++++ Available records ++++
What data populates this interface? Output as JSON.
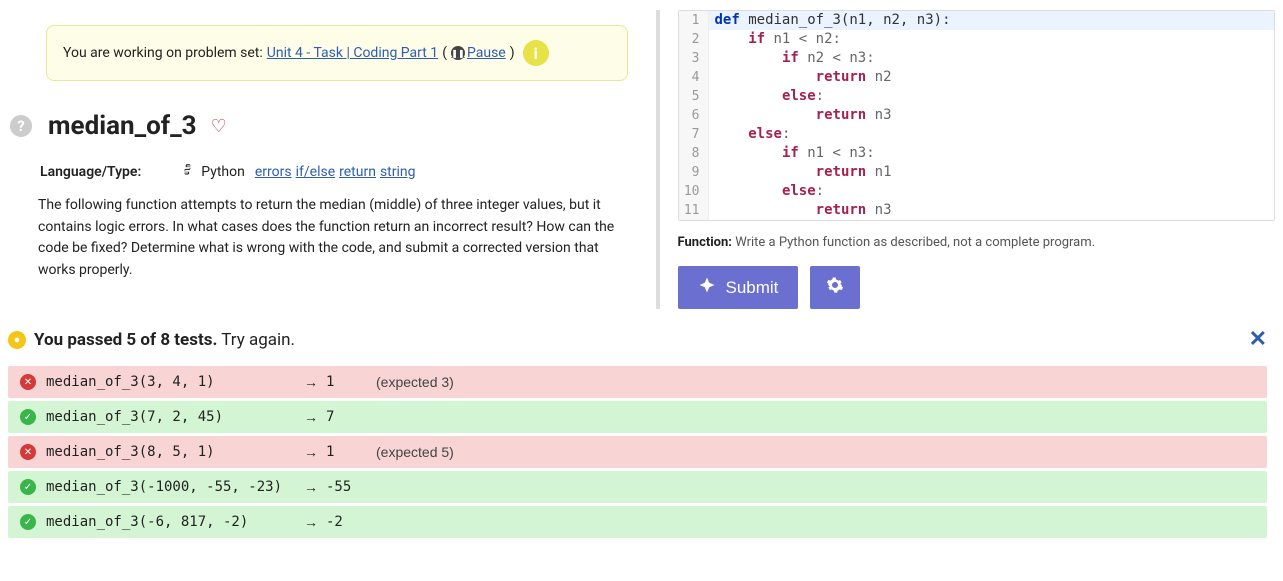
{
  "notice": {
    "prefix": "You are working on problem set: ",
    "link_text": "Unit 4 - Task | Coding Part 1",
    "pause_text": " Pause"
  },
  "problem": {
    "title": "median_of_3",
    "lang_label": "Language/Type:",
    "lang_name": "Python",
    "tags": [
      "errors",
      "if/else",
      "return",
      "string"
    ],
    "description": "The following function attempts to return the median (middle) of three integer values, but it contains logic errors. In what cases does the function return an incorrect result? How can the code be fixed? Determine what is wrong with the code, and submit a corrected version that works properly."
  },
  "code_lines": [
    {
      "n": "1",
      "content": [
        {
          "t": "kw",
          "v": "def "
        },
        {
          "t": "fn",
          "v": "median_of_3(n1, n2, n3):"
        }
      ],
      "hl": true
    },
    {
      "n": "2",
      "content": [
        {
          "t": "",
          "v": "    "
        },
        {
          "t": "kw2",
          "v": "if"
        },
        {
          "t": "op",
          "v": " n1 < n2:"
        }
      ]
    },
    {
      "n": "3",
      "content": [
        {
          "t": "",
          "v": "        "
        },
        {
          "t": "kw2",
          "v": "if"
        },
        {
          "t": "op",
          "v": " n2 < n3:"
        }
      ]
    },
    {
      "n": "4",
      "content": [
        {
          "t": "",
          "v": "            "
        },
        {
          "t": "kw2",
          "v": "return"
        },
        {
          "t": "op",
          "v": " n2"
        }
      ]
    },
    {
      "n": "5",
      "content": [
        {
          "t": "",
          "v": "        "
        },
        {
          "t": "kw2",
          "v": "else"
        },
        {
          "t": "op",
          "v": ":"
        }
      ]
    },
    {
      "n": "6",
      "content": [
        {
          "t": "",
          "v": "            "
        },
        {
          "t": "kw2",
          "v": "return"
        },
        {
          "t": "op",
          "v": " n3"
        }
      ]
    },
    {
      "n": "7",
      "content": [
        {
          "t": "",
          "v": "    "
        },
        {
          "t": "kw2",
          "v": "else"
        },
        {
          "t": "op",
          "v": ":"
        }
      ]
    },
    {
      "n": "8",
      "content": [
        {
          "t": "",
          "v": "        "
        },
        {
          "t": "kw2",
          "v": "if"
        },
        {
          "t": "op",
          "v": " n1 < n3:"
        }
      ]
    },
    {
      "n": "9",
      "content": [
        {
          "t": "",
          "v": "            "
        },
        {
          "t": "kw2",
          "v": "return"
        },
        {
          "t": "op",
          "v": " n1"
        }
      ]
    },
    {
      "n": "10",
      "content": [
        {
          "t": "",
          "v": "        "
        },
        {
          "t": "kw2",
          "v": "else"
        },
        {
          "t": "op",
          "v": ":"
        }
      ]
    },
    {
      "n": "11",
      "content": [
        {
          "t": "",
          "v": "            "
        },
        {
          "t": "kw2",
          "v": "return"
        },
        {
          "t": "op",
          "v": " n3"
        }
      ]
    }
  ],
  "function_hint_label": "Function:",
  "function_hint_text": " Write a Python function as described, not a complete program.",
  "submit_label": "Submit",
  "results": {
    "summary_bold": "You passed 5 of 8 tests.",
    "summary_rest": " Try again.",
    "tests": [
      {
        "pass": false,
        "call": "median_of_3(3, 4, 1)",
        "result": "1",
        "expected": "(expected 3)"
      },
      {
        "pass": true,
        "call": "median_of_3(7, 2, 45)",
        "result": "7",
        "expected": ""
      },
      {
        "pass": false,
        "call": "median_of_3(8, 5, 1)",
        "result": "1",
        "expected": "(expected 5)"
      },
      {
        "pass": true,
        "call": "median_of_3(-1000, -55, -23)",
        "result": "-55",
        "expected": ""
      },
      {
        "pass": true,
        "call": "median_of_3(-6, 817, -2)",
        "result": "-2",
        "expected": ""
      }
    ]
  }
}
++++
Instruction: Take each line containing the string "errors" and copy it out.

Reply to the exercise:
      "errors",
    "description": "The following function attempts to return the median (middle) of three integer values, but it contains logic errors. In what cases does the function return an incorrect result? How can the code be fixed? Determine what is wrong with the code, and submit a corrected version that works properly."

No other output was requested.